What you need to do: Return all of the data exactly as written, without the pictures.
[start Working data]
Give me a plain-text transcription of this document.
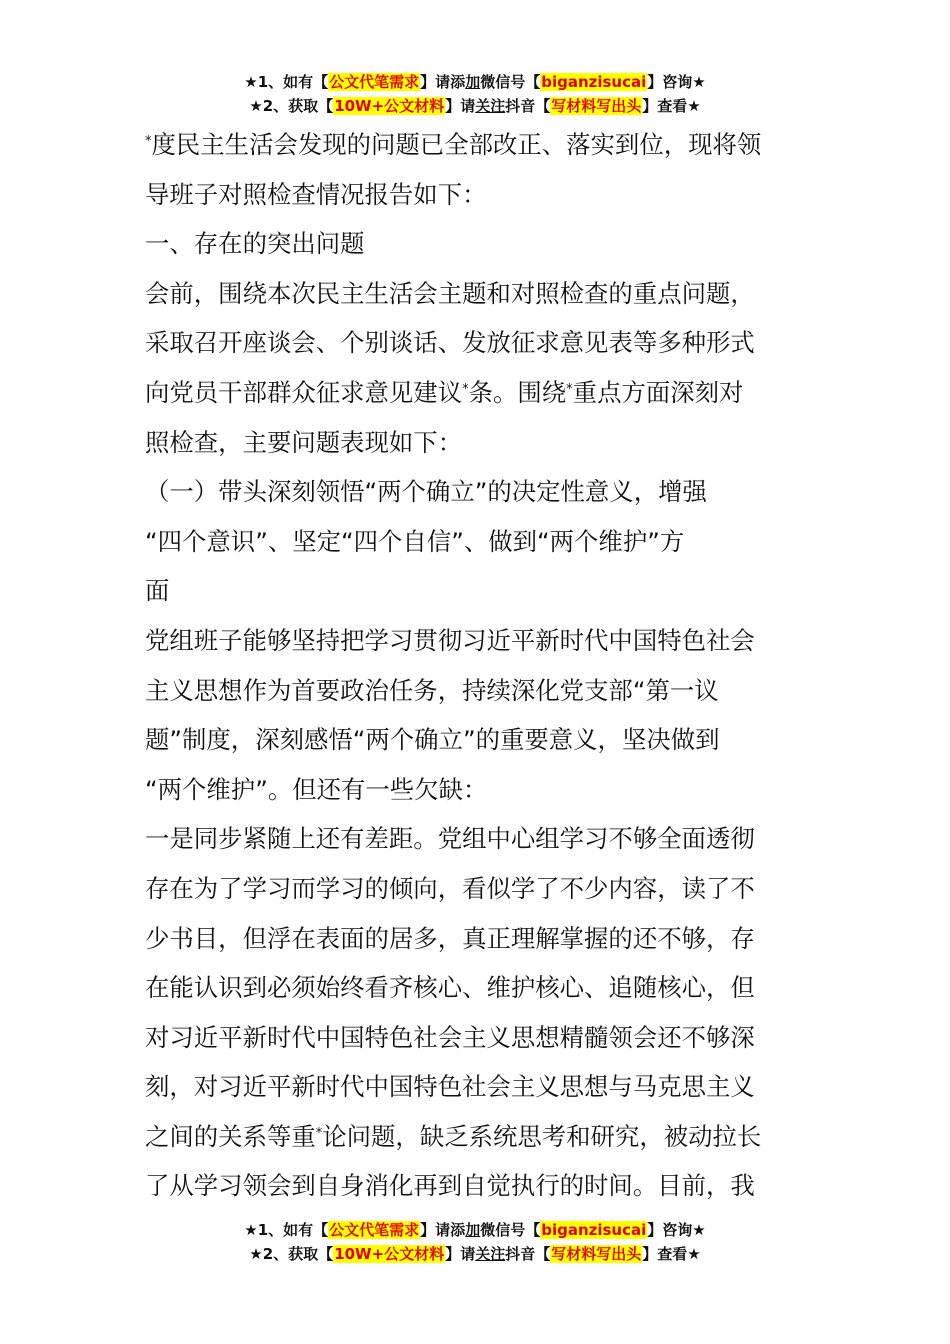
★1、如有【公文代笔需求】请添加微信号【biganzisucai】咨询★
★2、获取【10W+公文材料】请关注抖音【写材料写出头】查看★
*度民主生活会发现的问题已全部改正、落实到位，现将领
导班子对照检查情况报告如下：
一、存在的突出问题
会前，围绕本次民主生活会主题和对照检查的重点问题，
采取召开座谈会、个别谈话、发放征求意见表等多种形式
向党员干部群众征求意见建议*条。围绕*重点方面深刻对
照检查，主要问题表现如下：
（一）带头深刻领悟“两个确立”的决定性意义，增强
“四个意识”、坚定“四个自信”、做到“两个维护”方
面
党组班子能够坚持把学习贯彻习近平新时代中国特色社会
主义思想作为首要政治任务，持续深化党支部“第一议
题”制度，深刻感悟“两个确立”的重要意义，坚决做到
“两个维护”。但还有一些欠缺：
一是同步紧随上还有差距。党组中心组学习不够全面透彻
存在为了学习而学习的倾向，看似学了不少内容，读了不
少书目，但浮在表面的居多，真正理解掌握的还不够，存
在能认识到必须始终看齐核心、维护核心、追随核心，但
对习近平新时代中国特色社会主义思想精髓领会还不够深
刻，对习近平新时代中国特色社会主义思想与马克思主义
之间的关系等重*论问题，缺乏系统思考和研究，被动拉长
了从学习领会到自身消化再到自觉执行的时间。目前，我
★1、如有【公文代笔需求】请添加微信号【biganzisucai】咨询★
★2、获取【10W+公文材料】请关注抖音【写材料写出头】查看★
[end Working data]
Worked solution:
Give me a plain-text transcription of this document.
★1、如有【公文代笔需求】请添加微信号【biganzisucai】咨询★
★2、获取【10W+公文材料】请关注抖音【写材料写出头】查看★
*度民主生活会发现的问题已全部改正、落实到位，现将领
导班子对照检查情况报告如下：
一、存在的突出问题
会前，围绕本次民主生活会主题和对照检查的重点问题，
采取召开座谈会、个别谈话、发放征求意见表等多种形式
向党员干部群众征求意见建议*条。围绕*重点方面深刻对
照检查，主要问题表现如下：
（一）带头深刻领悟“两个确立”的决定性意义，增强
“四个意识”、坚定“四个自信”、做到“两个维护”方
面
党组班子能够坚持把学习贯彻习近平新时代中国特色社会
主义思想作为首要政治任务，持续深化党支部“第一议
题”制度，深刻感悟“两个确立”的重要意义，坚决做到
“两个维护”。但还有一些欠缺：
一是同步紧随上还有差距。党组中心组学习不够全面透彻
存在为了学习而学习的倾向，看似学了不少内容，读了不
少书目，但浮在表面的居多，真正理解掌握的还不够，存
在能认识到必须始终看齐核心、维护核心、追随核心，但
对习近平新时代中国特色社会主义思想精髓领会还不够深
刻，对习近平新时代中国特色社会主义思想与马克思主义
之间的关系等重*论问题，缺乏系统思考和研究，被动拉长
了从学习领会到自身消化再到自觉执行的时间。目前，我
★1、如有【公文代笔需求】请添加微信号【biganzisucai】咨询★
★2、获取【10W+公文材料】请关注抖音【写材料写出头】查看★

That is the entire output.